[EXCERPT]
++++++
Predicting Forest Cover Types with Ensemble Learning
This is a documentation of one of my approaches to solving the forest cover type prediction challenge hosted by Kaggle. Feel free to use for your own reference and let me know if you have any suggestions on how I can improve the model :-)
I found this topic very engaging being a nature lover. Also the features are very friendly and don't require much domain knowledge to explore (and hopefully engineer new features).
OK let's get started.
Below is an excerpt from the competition page:
In this competition you are asked to predict the forest cover type (the predominant kind of tree cover) from strictly cartographic variables (as opposed to remotely sensed data). The actual forest cover type for a given 30 x 30 meter cell was determined from US Forest Service (USFS) Region 2 Resource Information System data. Independent variables were then derived from data obtained from the US Geological Survey and USFS. The data is in raw form (not scaled) and contains binary columns of data for qualitative independent variables such as wilderness areas and soil type.
++++++
[WRITTEN INSTRUCTION 1]
Answer these about the forest cover text:
(a) Which site hosts the prediction challenge?
(b) From what data was the actual forest cover type determined?
(c) Is the competition data scaled?
[WRITTEN INSTRUCTION 2] Proceed with the forest cover text, starting right after its final sentence.

Visual layout lines
++++++
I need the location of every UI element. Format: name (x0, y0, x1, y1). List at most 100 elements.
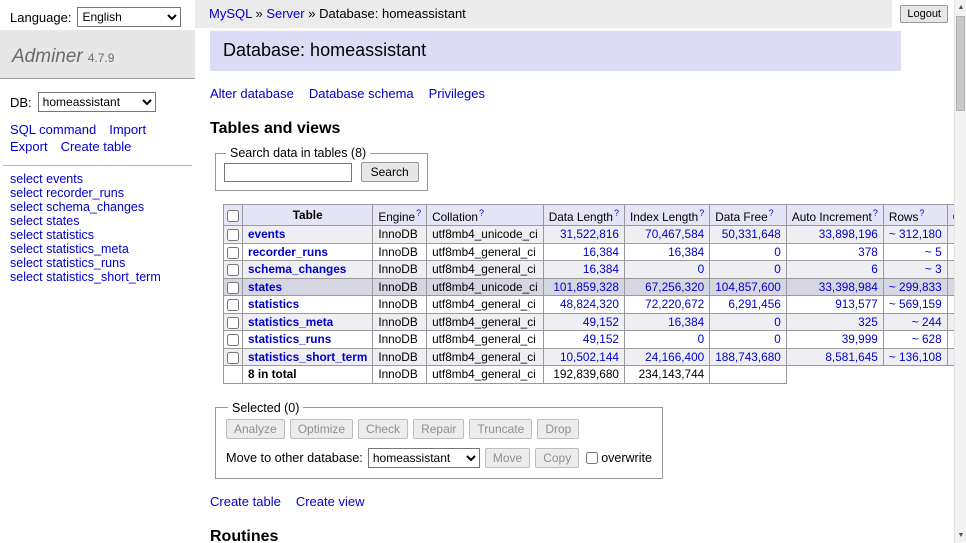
optimize-button[interactable]: Optimize (290, 419, 353, 439)
scroll-down-icon[interactable]: ▼ (955, 528, 966, 543)
help-icon[interactable]: ? (699, 208, 704, 218)
sidebar-select-events[interactable]: select events (10, 173, 185, 187)
language-select[interactable]: English (77, 7, 181, 27)
cell-data-length-link[interactable]: 48,824,320 (560, 297, 619, 311)
table-link-statistics-short-term[interactable]: statistics_short_term (248, 350, 367, 364)
adminer-logo[interactable]: Adminer (12, 46, 83, 67)
action-database-schema[interactable]: Database schema (309, 86, 414, 101)
truncate-button[interactable]: Truncate (469, 419, 532, 439)
overwrite-checkbox[interactable] (586, 452, 598, 464)
cell-rows-link[interactable]: ~ 136,108 (889, 350, 942, 364)
sidebar-select-statistics[interactable]: select statistics (10, 229, 185, 243)
breadcrumb-server[interactable]: Server (266, 6, 304, 21)
sidebar-link-import[interactable]: Import (109, 122, 146, 137)
sidebar-select-states[interactable]: select states (10, 215, 185, 229)
cell-auto-increment-link[interactable]: 8,581,645 (825, 350, 877, 364)
table-link-statistics-meta[interactable]: statistics_meta (248, 315, 333, 329)
sidebar-link-export[interactable]: Export (10, 139, 48, 154)
sidebar-select-recorder-runs[interactable]: select recorder_runs (10, 187, 185, 201)
row-checkbox-statistics-runs[interactable] (227, 334, 239, 346)
search-input[interactable] (224, 163, 352, 182)
help-icon[interactable]: ? (614, 208, 619, 218)
action-alter-database[interactable]: Alter database (210, 86, 294, 101)
cell-data-length-link[interactable]: 16,384 (583, 245, 619, 259)
cell-index-length-link[interactable]: 67,256,320 (645, 280, 704, 294)
move-db-select[interactable]: homeassistant (368, 448, 480, 468)
sidebar-select-schema-changes[interactable]: select schema_changes (10, 201, 185, 215)
table-link-recorder-runs[interactable]: recorder_runs (248, 245, 328, 259)
table-link-statistics-runs[interactable]: statistics_runs (248, 332, 331, 346)
cell-data-free-link[interactable]: 0 (774, 332, 781, 346)
cell-data-free-link[interactable]: 0 (774, 315, 781, 329)
cell-rows-link[interactable]: ~ 3 (925, 262, 942, 276)
row-checkbox-recorder-runs[interactable] (227, 247, 239, 259)
cell-auto-increment-link[interactable]: 33,898,196 (819, 227, 878, 241)
help-icon[interactable]: ? (919, 208, 924, 218)
sidebar-link-sql-command[interactable]: SQL command (10, 122, 96, 137)
cell-rows-link[interactable]: ~ 312,180 (889, 227, 942, 241)
drop-button[interactable]: Drop (537, 419, 579, 439)
move-button[interactable]: Move (485, 448, 530, 468)
row-checkbox-statistics-meta[interactable] (227, 317, 239, 329)
cell-auto-increment-link[interactable]: 325 (858, 315, 878, 329)
cell-index-length-link[interactable]: 72,220,672 (645, 297, 704, 311)
cell-index-length-link[interactable]: 0 (698, 262, 705, 276)
cell-data-free-link[interactable]: 50,331,648 (722, 227, 781, 241)
sidebar-link-create-table[interactable]: Create table (61, 139, 132, 154)
cell-data-free-link[interactable]: 0 (774, 245, 781, 259)
row-checkbox-statistics-short-term[interactable] (227, 352, 239, 364)
table-link-schema-changes[interactable]: schema_changes (248, 262, 346, 276)
cell-data-length-link[interactable]: 49,152 (583, 332, 619, 346)
cell-auto-increment-link[interactable]: 378 (858, 245, 878, 259)
breadcrumb-mysql[interactable]: MySQL (209, 6, 252, 21)
db-select[interactable]: homeassistant (38, 92, 156, 112)
row-checkbox-events[interactable] (227, 229, 239, 241)
copy-button[interactable]: Copy (535, 448, 579, 468)
row-checkbox-states[interactable] (227, 282, 239, 294)
cell-data-length-link[interactable]: 101,859,328 (553, 280, 619, 294)
sidebar-select-statistics-runs[interactable]: select statistics_runs (10, 257, 185, 271)
help-icon[interactable]: ? (479, 208, 484, 218)
cell-data-length-link[interactable]: 10,502,144 (560, 350, 619, 364)
cell-rows-link[interactable]: ~ 244 (912, 315, 942, 329)
cell-data-length-link[interactable]: 31,522,816 (560, 227, 619, 241)
cell-data-free-link[interactable]: 6,291,456 (728, 297, 780, 311)
cell-rows-link[interactable]: ~ 628 (912, 332, 942, 346)
create-view-link[interactable]: Create view (296, 494, 365, 509)
analyze-button[interactable]: Analyze (226, 419, 285, 439)
help-icon[interactable]: ? (769, 208, 774, 218)
scrollbar[interactable]: ▲ ▼ (954, 0, 966, 543)
sidebar-select-statistics-meta[interactable]: select statistics_meta (10, 243, 185, 257)
scrollbar-thumb[interactable] (956, 16, 965, 111)
sidebar-select-statistics-short-term[interactable]: select statistics_short_term (10, 271, 185, 285)
cell-index-length-link[interactable]: 16,384 (668, 315, 704, 329)
scroll-up-icon[interactable]: ▲ (955, 0, 966, 15)
cell-rows-link[interactable]: ~ 5 (925, 245, 942, 259)
cell-auto-increment-link[interactable]: 6 (871, 262, 878, 276)
cell-data-free-link[interactable]: 188,743,680 (715, 350, 781, 364)
search-button[interactable]: Search (361, 162, 419, 182)
select-all-checkbox[interactable] (227, 210, 239, 222)
cell-index-length-link[interactable]: 0 (698, 332, 705, 346)
cell-data-free-link[interactable]: 0 (774, 262, 781, 276)
cell-auto-increment-link[interactable]: 39,999 (842, 332, 878, 346)
help-icon[interactable]: ? (873, 208, 878, 218)
table-link-states[interactable]: states (248, 280, 282, 294)
cell-index-length-link[interactable]: 24,166,400 (645, 350, 704, 364)
cell-rows-link[interactable]: ~ 569,159 (889, 297, 942, 311)
cell-auto-increment-link[interactable]: 913,577 (835, 297, 878, 311)
cell-data-free-link[interactable]: 104,857,600 (715, 280, 781, 294)
cell-auto-increment-link[interactable]: 33,398,984 (819, 280, 878, 294)
cell-rows-link[interactable]: ~ 299,833 (889, 280, 942, 294)
cell-data-length-link[interactable]: 16,384 (583, 262, 619, 276)
create-table-link[interactable]: Create table (210, 494, 281, 509)
table-link-events[interactable]: events (248, 227, 285, 241)
cell-index-length-link[interactable]: 70,467,584 (645, 227, 704, 241)
row-checkbox-statistics[interactable] (227, 299, 239, 311)
cell-index-length-link[interactable]: 16,384 (668, 245, 704, 259)
action-privileges[interactable]: Privileges (429, 86, 485, 101)
check-button[interactable]: Check (358, 419, 408, 439)
help-icon[interactable]: ? (416, 208, 421, 218)
repair-button[interactable]: Repair (413, 419, 464, 439)
cell-data-length-link[interactable]: 49,152 (583, 315, 619, 329)
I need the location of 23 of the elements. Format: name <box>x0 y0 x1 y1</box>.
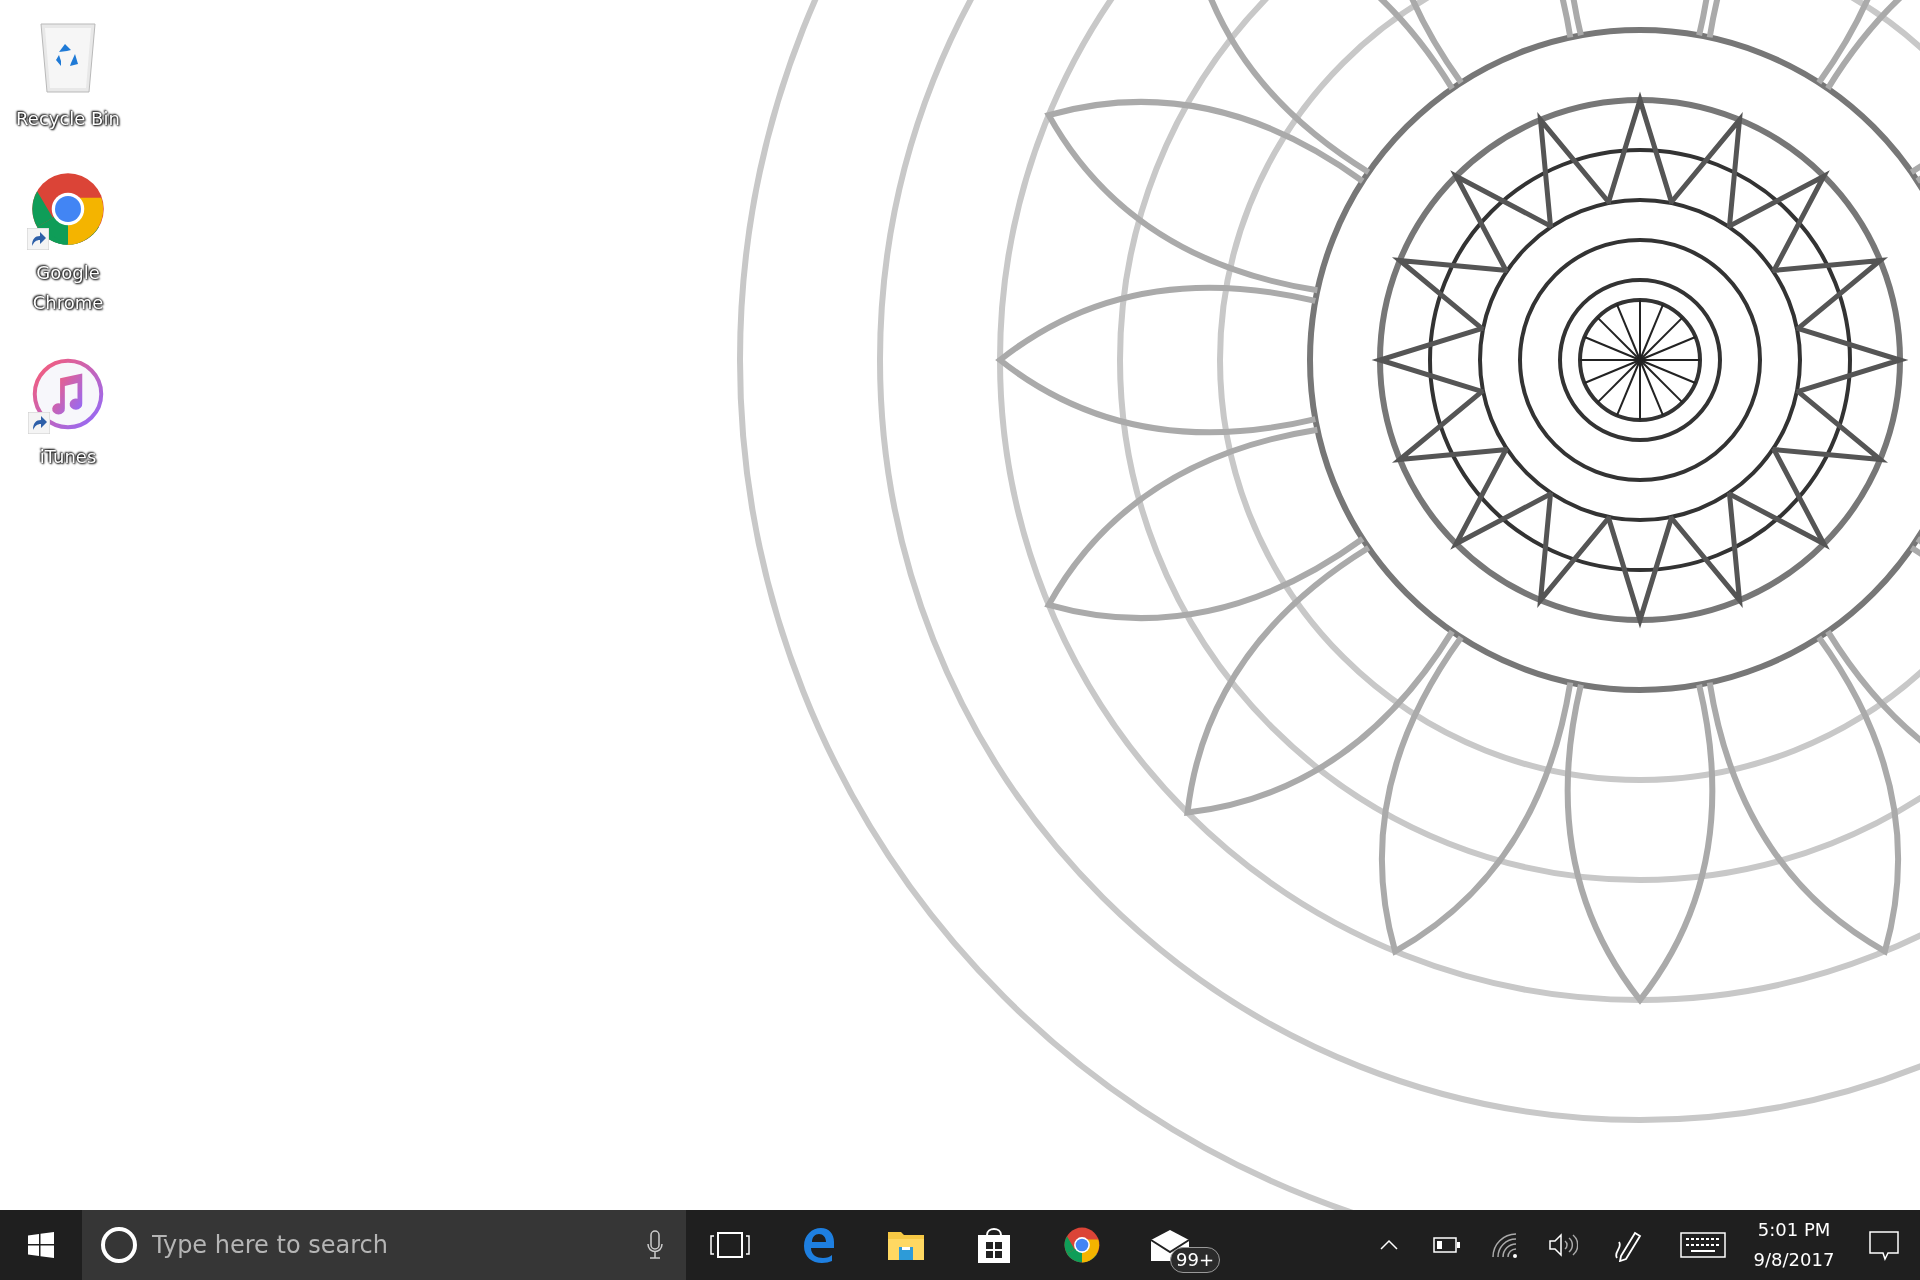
windows-logo-icon[interactable] <box>28 1232 54 1258</box>
cortana-circle-icon[interactable] <box>100 1226 138 1264</box>
search-field[interactable]: Type here to search <box>152 1231 632 1259</box>
keyboard-icon[interactable] <box>1680 1232 1726 1258</box>
microphone-icon[interactable] <box>646 1230 664 1260</box>
notification-speech-bubble-icon[interactable] <box>1868 1229 1900 1261</box>
shopping-bag-icon[interactable] <box>976 1226 1012 1264</box>
wifi-icon[interactable] <box>1491 1232 1519 1258</box>
chevron-up-icon[interactable] <box>1379 1239 1399 1251</box>
clock-date[interactable]: 9/8/2017 <box>1753 1245 1835 1275</box>
music-note-icon <box>30 356 106 432</box>
desktop-icon-label[interactable]: Recycle Bin <box>13 104 123 134</box>
speaker-icon[interactable] <box>1548 1232 1578 1258</box>
task-view-icon[interactable] <box>710 1231 750 1259</box>
notification-count-badge: 99+ <box>1170 1247 1220 1273</box>
chrome-logo-icon[interactable] <box>1063 1226 1101 1264</box>
search-box[interactable]: Type here to search <box>82 1210 686 1280</box>
desktop-icon-label[interactable]: Google Chrome <box>13 258 123 318</box>
folder-icon[interactable] <box>887 1229 925 1261</box>
desktop-icon-label[interactable]: iTunes <box>13 442 123 472</box>
battery-icon[interactable] <box>1433 1237 1461 1253</box>
chrome-logo-icon <box>29 170 107 248</box>
clock-time[interactable]: 5:01 PM <box>1757 1215 1831 1245</box>
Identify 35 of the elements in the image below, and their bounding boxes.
++++++
[EXERCISE OUTPUT 1]
(a) Kaggle.
(b) US Forest Service (USFS) Region 2 Resource Information System data.
(c) No, it is in raw form.

[EXERCISE OUTPUT 2]
This study area includes four wilderness areas located in the Roosevelt National Forest of northern Colorado. These areas represent forests with minimal human-caused disturbances, so that existing forest cover types are more a result of ecological processes rather than forest management practices.
So we're going to be provided training data based on existing cover types and we're expected to predict integer classifications for each forest cover type. Let's look at the types of forest covers we're going to predict.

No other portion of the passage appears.